- _WORKING DATA_
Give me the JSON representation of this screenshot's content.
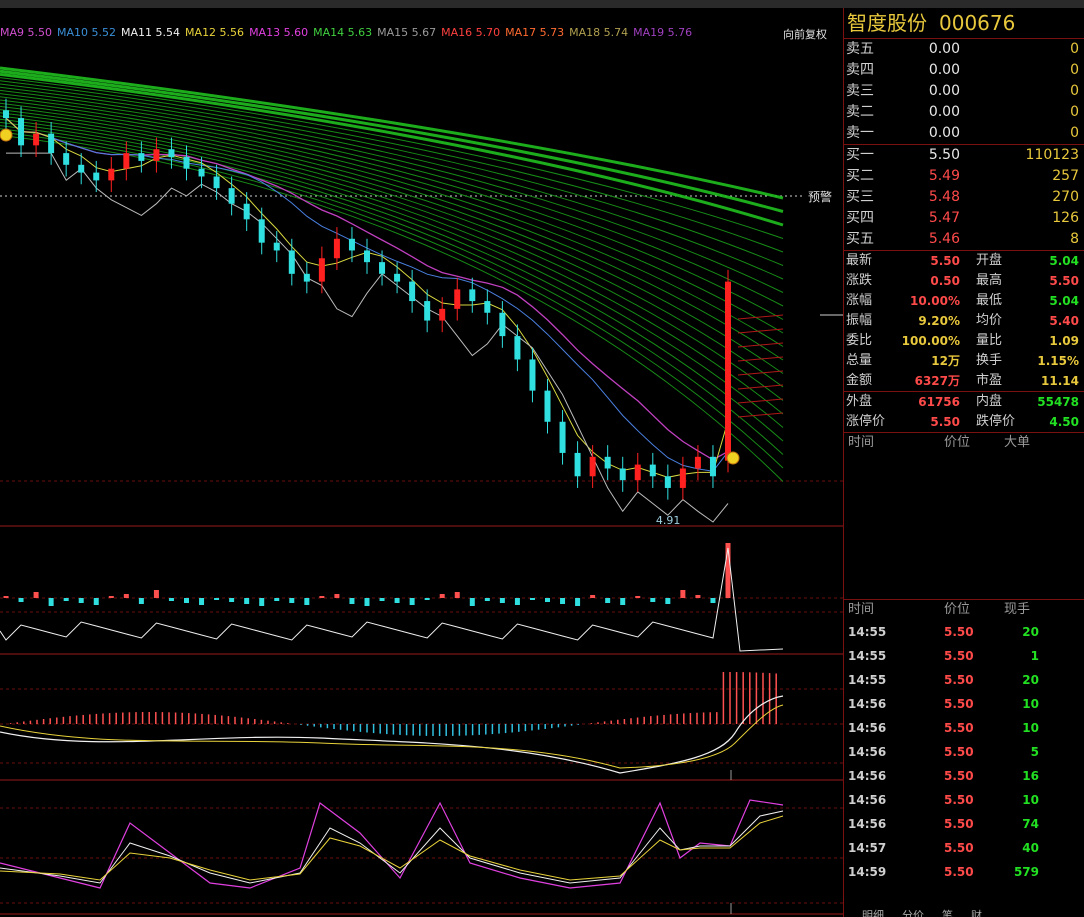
{
  "stock": {
    "name": "智度股份",
    "code": "000676"
  },
  "ma_legend": [
    {
      "label": "MA9",
      "value": "5.50",
      "color": "#d050d0"
    },
    {
      "label": "MA10",
      "value": "5.52",
      "color": "#3a8fd8"
    },
    {
      "label": "MA11",
      "value": "5.54",
      "color": "#f0f0f0"
    },
    {
      "label": "MA12",
      "value": "5.56",
      "color": "#e8d23a"
    },
    {
      "label": "MA13",
      "value": "5.60",
      "color": "#e040e0"
    },
    {
      "label": "MA14",
      "value": "5.63",
      "color": "#40d040"
    },
    {
      "label": "MA15",
      "value": "5.67",
      "color": "#9a9a9a"
    },
    {
      "label": "MA16",
      "value": "5.70",
      "color": "#ff4040"
    },
    {
      "label": "MA17",
      "value": "5.73",
      "color": "#ff6a30"
    },
    {
      "label": "MA18",
      "value": "5.74",
      "color": "#b0a050"
    },
    {
      "label": "MA19",
      "value": "5.76",
      "color": "#a040c0"
    }
  ],
  "adjust_label": "向前复权",
  "warning_label": "预警",
  "low_label": "4.91",
  "quote": {
    "sell": [
      {
        "label": "卖五",
        "price": "0.00",
        "vol": "0"
      },
      {
        "label": "卖四",
        "price": "0.00",
        "vol": "0"
      },
      {
        "label": "卖三",
        "price": "0.00",
        "vol": "0"
      },
      {
        "label": "卖二",
        "price": "0.00",
        "vol": "0"
      },
      {
        "label": "卖一",
        "price": "0.00",
        "vol": "0"
      }
    ],
    "buy": [
      {
        "label": "买一",
        "price": "5.50",
        "vol": "110123",
        "color": "white"
      },
      {
        "label": "买二",
        "price": "5.49",
        "vol": "257",
        "color": "red"
      },
      {
        "label": "买三",
        "price": "5.48",
        "vol": "270",
        "color": "red"
      },
      {
        "label": "买四",
        "price": "5.47",
        "vol": "126",
        "color": "red"
      },
      {
        "label": "买五",
        "price": "5.46",
        "vol": "8",
        "color": "red"
      }
    ]
  },
  "stats": [
    {
      "l1": "最新",
      "v1": "5.50",
      "c1": "red",
      "l2": "开盘",
      "v2": "5.04",
      "c2": "green"
    },
    {
      "l1": "涨跌",
      "v1": "0.50",
      "c1": "red",
      "l2": "最高",
      "v2": "5.50",
      "c2": "red"
    },
    {
      "l1": "涨幅",
      "v1": "10.00%",
      "c1": "red",
      "l2": "最低",
      "v2": "5.04",
      "c2": "green"
    },
    {
      "l1": "振幅",
      "v1": "9.20%",
      "c1": "yellow",
      "l2": "均价",
      "v2": "5.40",
      "c2": "red"
    },
    {
      "l1": "委比",
      "v1": "100.00%",
      "c1": "yellow",
      "l2": "量比",
      "v2": "1.09",
      "c2": "yellow"
    },
    {
      "l1": "总量",
      "v1": "12万",
      "c1": "yellow",
      "l2": "换手",
      "v2": "1.15%",
      "c2": "yellow"
    },
    {
      "l1": "金额",
      "v1": "6327万",
      "c1": "red",
      "l2": "市盈",
      "v2": "11.14",
      "c2": "yellow"
    }
  ],
  "stats2": [
    {
      "l1": "外盘",
      "v1": "61756",
      "c1": "red",
      "l2": "内盘",
      "v2": "55478",
      "c2": "green"
    },
    {
      "l1": "涨停价",
      "v1": "5.50",
      "c1": "red",
      "l2": "跌停价",
      "v2": "4.50",
      "c2": "green"
    }
  ],
  "big_orders_header": {
    "time": "时间",
    "price": "价位",
    "big": "大单"
  },
  "ticks_header": {
    "time": "时间",
    "price": "价位",
    "vol": "现手"
  },
  "ticks": [
    {
      "time": "14:55",
      "price": "5.50",
      "vol": "20"
    },
    {
      "time": "14:55",
      "price": "5.50",
      "vol": "1"
    },
    {
      "time": "14:55",
      "price": "5.50",
      "vol": "20"
    },
    {
      "time": "14:56",
      "price": "5.50",
      "vol": "10"
    },
    {
      "time": "14:56",
      "price": "5.50",
      "vol": "10"
    },
    {
      "time": "14:56",
      "price": "5.50",
      "vol": "5"
    },
    {
      "time": "14:56",
      "price": "5.50",
      "vol": "16"
    },
    {
      "time": "14:56",
      "price": "5.50",
      "vol": "10"
    },
    {
      "time": "14:56",
      "price": "5.50",
      "vol": "74"
    },
    {
      "time": "14:57",
      "price": "5.50",
      "vol": "40"
    },
    {
      "time": "14:59",
      "price": "5.50",
      "vol": "579"
    }
  ],
  "bottom_tabs": [
    "明细",
    "分价",
    "笔",
    "财"
  ],
  "chart_data": {
    "type": "candlestick",
    "note_series": "daily K-line, approx. values read from chart",
    "closes": [
      5.92,
      5.85,
      5.88,
      5.83,
      5.8,
      5.78,
      5.76,
      5.79,
      5.83,
      5.81,
      5.84,
      5.82,
      5.79,
      5.77,
      5.74,
      5.7,
      5.66,
      5.6,
      5.58,
      5.52,
      5.5,
      5.56,
      5.61,
      5.58,
      5.55,
      5.52,
      5.5,
      5.45,
      5.4,
      5.43,
      5.48,
      5.45,
      5.42,
      5.36,
      5.3,
      5.22,
      5.14,
      5.06,
      5.0,
      5.05,
      5.02,
      4.99,
      5.03,
      5.0,
      4.97,
      5.02,
      5.05,
      5.0,
      5.5
    ],
    "low": 4.91,
    "last": 5.5
  }
}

- _TASK DIRECTIONS_
Your task is to retype all the entries exactly and leave out any pictures.

- _TASK OUTPUT_
Give me the JSON representation of this screenshot's content.
{
  "stock": {
    "name": "智度股份",
    "code": "000676"
  },
  "ma_legend": [
    {
      "label": "MA9",
      "value": "5.50",
      "color": "#d050d0"
    },
    {
      "label": "MA10",
      "value": "5.52",
      "color": "#3a8fd8"
    },
    {
      "label": "MA11",
      "value": "5.54",
      "color": "#f0f0f0"
    },
    {
      "label": "MA12",
      "value": "5.56",
      "color": "#e8d23a"
    },
    {
      "label": "MA13",
      "value": "5.60",
      "color": "#e040e0"
    },
    {
      "label": "MA14",
      "value": "5.63",
      "color": "#40d040"
    },
    {
      "label": "MA15",
      "value": "5.67",
      "color": "#9a9a9a"
    },
    {
      "label": "MA16",
      "value": "5.70",
      "color": "#ff4040"
    },
    {
      "label": "MA17",
      "value": "5.73",
      "color": "#ff6a30"
    },
    {
      "label": "MA18",
      "value": "5.74",
      "color": "#b0a050"
    },
    {
      "label": "MA19",
      "value": "5.76",
      "color": "#a040c0"
    }
  ],
  "adjust_label": "向前复权",
  "warning_label": "预警",
  "low_label": "4.91",
  "quote": {
    "sell": [
      {
        "label": "卖五",
        "price": "0.00",
        "vol": "0"
      },
      {
        "label": "卖四",
        "price": "0.00",
        "vol": "0"
      },
      {
        "label": "卖三",
        "price": "0.00",
        "vol": "0"
      },
      {
        "label": "卖二",
        "price": "0.00",
        "vol": "0"
      },
      {
        "label": "卖一",
        "price": "0.00",
        "vol": "0"
      }
    ],
    "buy": [
      {
        "label": "买一",
        "price": "5.50",
        "vol": "110123",
        "color": "white"
      },
      {
        "label": "买二",
        "price": "5.49",
        "vol": "257",
        "color": "red"
      },
      {
        "label": "买三",
        "price": "5.48",
        "vol": "270",
        "color": "red"
      },
      {
        "label": "买四",
        "price": "5.47",
        "vol": "126",
        "color": "red"
      },
      {
        "label": "买五",
        "price": "5.46",
        "vol": "8",
        "color": "red"
      }
    ]
  },
  "stats": [
    {
      "l1": "最新",
      "v1": "5.50",
      "c1": "red",
      "l2": "开盘",
      "v2": "5.04",
      "c2": "green"
    },
    {
      "l1": "涨跌",
      "v1": "0.50",
      "c1": "red",
      "l2": "最高",
      "v2": "5.50",
      "c2": "red"
    },
    {
      "l1": "涨幅",
      "v1": "10.00%",
      "c1": "red",
      "l2": "最低",
      "v2": "5.04",
      "c2": "green"
    },
    {
      "l1": "振幅",
      "v1": "9.20%",
      "c1": "yellow",
      "l2": "均价",
      "v2": "5.40",
      "c2": "red"
    },
    {
      "l1": "委比",
      "v1": "100.00%",
      "c1": "yellow",
      "l2": "量比",
      "v2": "1.09",
      "c2": "yellow"
    },
    {
      "l1": "总量",
      "v1": "12万",
      "c1": "yellow",
      "l2": "换手",
      "v2": "1.15%",
      "c2": "yellow"
    },
    {
      "l1": "金额",
      "v1": "6327万",
      "c1": "red",
      "l2": "市盈",
      "v2": "11.14",
      "c2": "yellow"
    }
  ],
  "stats2": [
    {
      "l1": "外盘",
      "v1": "61756",
      "c1": "red",
      "l2": "内盘",
      "v2": "55478",
      "c2": "green"
    },
    {
      "l1": "涨停价",
      "v1": "5.50",
      "c1": "red",
      "l2": "跌停价",
      "v2": "4.50",
      "c2": "green"
    }
  ],
  "big_orders_header": {
    "time": "时间",
    "price": "价位",
    "big": "大单"
  },
  "ticks_header": {
    "time": "时间",
    "price": "价位",
    "vol": "现手"
  },
  "ticks": [
    {
      "time": "14:55",
      "price": "5.50",
      "vol": "20"
    },
    {
      "time": "14:55",
      "price": "5.50",
      "vol": "1"
    },
    {
      "time": "14:55",
      "price": "5.50",
      "vol": "20"
    },
    {
      "time": "14:56",
      "price": "5.50",
      "vol": "10"
    },
    {
      "time": "14:56",
      "price": "5.50",
      "vol": "10"
    },
    {
      "time": "14:56",
      "price": "5.50",
      "vol": "5"
    },
    {
      "time": "14:56",
      "price": "5.50",
      "vol": "16"
    },
    {
      "time": "14:56",
      "price": "5.50",
      "vol": "10"
    },
    {
      "time": "14:56",
      "price": "5.50",
      "vol": "74"
    },
    {
      "time": "14:57",
      "price": "5.50",
      "vol": "40"
    },
    {
      "time": "14:59",
      "price": "5.50",
      "vol": "579"
    }
  ],
  "bottom_tabs": [
    "明细",
    "分价",
    "笔",
    "财"
  ],
  "chart_data": {
    "type": "candlestick",
    "note_series": "daily K-line, approx. values read from chart",
    "closes": [
      5.92,
      5.85,
      5.88,
      5.83,
      5.8,
      5.78,
      5.76,
      5.79,
      5.83,
      5.81,
      5.84,
      5.82,
      5.79,
      5.77,
      5.74,
      5.7,
      5.66,
      5.6,
      5.58,
      5.52,
      5.5,
      5.56,
      5.61,
      5.58,
      5.55,
      5.52,
      5.5,
      5.45,
      5.4,
      5.43,
      5.48,
      5.45,
      5.42,
      5.36,
      5.3,
      5.22,
      5.14,
      5.06,
      5.0,
      5.05,
      5.02,
      4.99,
      5.03,
      5.0,
      4.97,
      5.02,
      5.05,
      5.0,
      5.5
    ],
    "low": 4.91,
    "last": 5.5
  }
}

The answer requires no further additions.